What is needed:
Can you quote the records below in full, word for word?

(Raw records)
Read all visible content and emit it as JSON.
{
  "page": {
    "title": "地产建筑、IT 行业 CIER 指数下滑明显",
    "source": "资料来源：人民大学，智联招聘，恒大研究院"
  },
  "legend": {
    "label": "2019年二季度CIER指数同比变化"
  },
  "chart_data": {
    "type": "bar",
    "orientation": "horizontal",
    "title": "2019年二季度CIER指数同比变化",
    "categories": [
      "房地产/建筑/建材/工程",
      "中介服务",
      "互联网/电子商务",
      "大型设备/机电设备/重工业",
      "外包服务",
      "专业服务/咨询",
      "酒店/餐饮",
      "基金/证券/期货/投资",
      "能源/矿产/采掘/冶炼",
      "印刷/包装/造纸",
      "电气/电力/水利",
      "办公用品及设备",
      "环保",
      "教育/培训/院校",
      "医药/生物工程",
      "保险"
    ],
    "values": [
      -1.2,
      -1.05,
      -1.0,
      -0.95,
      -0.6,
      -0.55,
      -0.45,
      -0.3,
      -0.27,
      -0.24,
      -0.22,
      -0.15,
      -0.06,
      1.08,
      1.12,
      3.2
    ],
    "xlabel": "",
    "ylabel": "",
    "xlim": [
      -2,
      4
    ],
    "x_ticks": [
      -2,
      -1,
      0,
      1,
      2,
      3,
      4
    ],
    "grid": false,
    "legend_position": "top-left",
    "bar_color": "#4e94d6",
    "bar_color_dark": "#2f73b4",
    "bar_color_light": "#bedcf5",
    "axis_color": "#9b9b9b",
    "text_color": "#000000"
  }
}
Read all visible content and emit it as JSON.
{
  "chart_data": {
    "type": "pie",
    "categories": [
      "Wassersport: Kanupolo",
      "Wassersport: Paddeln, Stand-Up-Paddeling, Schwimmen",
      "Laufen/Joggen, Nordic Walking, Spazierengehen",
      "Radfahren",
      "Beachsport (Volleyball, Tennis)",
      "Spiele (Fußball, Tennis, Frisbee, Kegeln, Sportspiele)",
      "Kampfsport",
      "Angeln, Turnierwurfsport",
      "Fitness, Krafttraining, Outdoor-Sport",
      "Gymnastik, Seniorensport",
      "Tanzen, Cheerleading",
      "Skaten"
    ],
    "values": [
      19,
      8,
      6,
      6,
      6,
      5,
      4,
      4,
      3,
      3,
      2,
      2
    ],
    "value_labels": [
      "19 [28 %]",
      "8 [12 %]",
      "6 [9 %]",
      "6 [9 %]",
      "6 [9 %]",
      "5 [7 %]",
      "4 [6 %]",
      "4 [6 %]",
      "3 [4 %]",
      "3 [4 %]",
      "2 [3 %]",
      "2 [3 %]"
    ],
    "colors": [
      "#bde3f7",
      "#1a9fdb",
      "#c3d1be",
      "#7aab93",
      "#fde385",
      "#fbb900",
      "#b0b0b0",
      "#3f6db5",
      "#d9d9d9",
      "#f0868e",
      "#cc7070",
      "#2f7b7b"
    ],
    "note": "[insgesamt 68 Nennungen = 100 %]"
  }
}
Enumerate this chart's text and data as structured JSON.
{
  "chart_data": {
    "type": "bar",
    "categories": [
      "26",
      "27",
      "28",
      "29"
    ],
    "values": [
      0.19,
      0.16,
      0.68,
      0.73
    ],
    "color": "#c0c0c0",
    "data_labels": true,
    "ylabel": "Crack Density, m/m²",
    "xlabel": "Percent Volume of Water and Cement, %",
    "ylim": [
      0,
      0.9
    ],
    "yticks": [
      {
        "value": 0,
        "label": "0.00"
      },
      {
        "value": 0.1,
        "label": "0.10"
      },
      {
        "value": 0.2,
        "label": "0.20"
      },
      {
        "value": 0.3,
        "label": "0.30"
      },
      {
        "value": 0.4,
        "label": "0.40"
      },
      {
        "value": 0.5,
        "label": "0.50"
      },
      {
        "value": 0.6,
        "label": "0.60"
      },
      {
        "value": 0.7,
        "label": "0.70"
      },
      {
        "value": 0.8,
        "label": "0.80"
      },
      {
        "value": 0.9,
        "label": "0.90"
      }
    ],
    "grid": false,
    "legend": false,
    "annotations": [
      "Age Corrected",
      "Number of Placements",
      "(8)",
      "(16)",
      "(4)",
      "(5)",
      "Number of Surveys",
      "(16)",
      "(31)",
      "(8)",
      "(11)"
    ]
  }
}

Worked answer:
Read all visible content and emit it as JSON.
{
  "page": {
    "title": "地产建筑、IT 行业 CIER 指数下滑明显",
    "source": "资料来源：人民大学，智联招聘，恒大研究院"
  },
  "legend": {
    "label": "2019年二季度CIER指数同比变化"
  },
  "chart_data": {
    "type": "bar",
    "orientation": "horizontal",
    "title": "2019年二季度CIER指数同比变化",
    "categories": [
      "房地产/建筑/建材/工程",
      "中介服务",
      "互联网/电子商务",
      "大型设备/机电设备/重工业",
      "外包服务",
      "专业服务/咨询",
      "酒店/餐饮",
      "基金/证券/期货/投资",
      "能源/矿产/采掘/冶炼",
      "印刷/包装/造纸",
      "电气/电力/水利",
      "办公用品及设备",
      "环保",
      "教育/培训/院校",
      "医药/生物工程",
      "保险"
    ],
    "values": [
      -1.2,
      -1.05,
      -1.0,
      -0.95,
      -0.6,
      -0.55,
      -0.45,
      -0.3,
      -0.27,
      -0.24,
      -0.22,
      -0.15,
      -0.06,
      1.08,
      1.12,
      3.2
    ],
    "xlabel": "",
    "ylabel": "",
    "xlim": [
      -2,
      4
    ],
    "x_ticks": [
      -2,
      -1,
      0,
      1,
      2,
      3,
      4
    ],
    "grid": false,
    "legend_position": "top-left",
    "bar_color": "#4e94d6",
    "bar_color_dark": "#2f73b4",
    "bar_color_light": "#bedcf5",
    "axis_color": "#9b9b9b",
    "text_color": "#000000"
  }
}
Read all visible content and emit it as JSON.
{
  "chart_data": {
    "type": "pie",
    "categories": [
      "Wassersport: Kanupolo",
      "Wassersport: Paddeln, Stand-Up-Paddeling, Schwimmen",
      "Laufen/Joggen, Nordic Walking, Spazierengehen",
      "Radfahren",
      "Beachsport (Volleyball, Tennis)",
      "Spiele (Fußball, Tennis, Frisbee, Kegeln, Sportspiele)",
      "Kampfsport",
      "Angeln, Turnierwurfsport",
      "Fitness, Krafttraining, Outdoor-Sport",
      "Gymnastik, Seniorensport",
      "Tanzen, Cheerleading",
      "Skaten"
    ],
    "values": [
      19,
      8,
      6,
      6,
      6,
      5,
      4,
      4,
      3,
      3,
      2,
      2
    ],
    "value_labels": [
      "19 [28 %]",
      "8 [12 %]",
      "6 [9 %]",
      "6 [9 %]",
      "6 [9 %]",
      "5 [7 %]",
      "4 [6 %]",
      "4 [6 %]",
      "3 [4 %]",
      "3 [4 %]",
      "2 [3 %]",
      "2 [3 %]"
    ],
    "colors": [
      "#bde3f7",
      "#1a9fdb",
      "#c3d1be",
      "#7aab93",
      "#fde385",
      "#fbb900",
      "#b0b0b0",
      "#3f6db5",
      "#d9d9d9",
      "#f0868e",
      "#cc7070",
      "#2f7b7b"
    ],
    "note": "[insgesamt 68 Nennungen = 100 %]"
  }
}
Enumerate this chart's text and data as structured JSON.
{
  "chart_data": {
    "type": "bar",
    "categories": [
      "26",
      "27",
      "28",
      "29"
    ],
    "values": [
      0.19,
      0.16,
      0.68,
      0.73
    ],
    "color": "#c0c0c0",
    "data_labels": true,
    "ylabel": "Crack Density, m/m²",
    "xlabel": "Percent Volume of Water and Cement, %",
    "ylim": [
      0,
      0.9
    ],
    "yticks": [
      {
        "value": 0,
        "label": "0.00"
      },
      {
        "value": 0.1,
        "label": "0.10"
      },
      {
        "value": 0.2,
        "label": "0.20"
      },
      {
        "value": 0.3,
        "label": "0.30"
      },
      {
        "value": 0.4,
        "label": "0.40"
      },
      {
        "value": 0.5,
        "label": "0.50"
      },
      {
        "value": 0.6,
        "label": "0.60"
      },
      {
        "value": 0.7,
        "label": "0.70"
      },
      {
        "value": 0.8,
        "label": "0.80"
      },
      {
        "value": 0.9,
        "label": "0.90"
      }
    ],
    "grid": false,
    "legend": false,
    "annotations": [
      "Age Corrected",
      "Number of Placements",
      "(8)",
      "(16)",
      "(4)",
      "(5)",
      "Number of Surveys",
      "(16)",
      "(31)",
      "(8)",
      "(11)"
    ]
  }
}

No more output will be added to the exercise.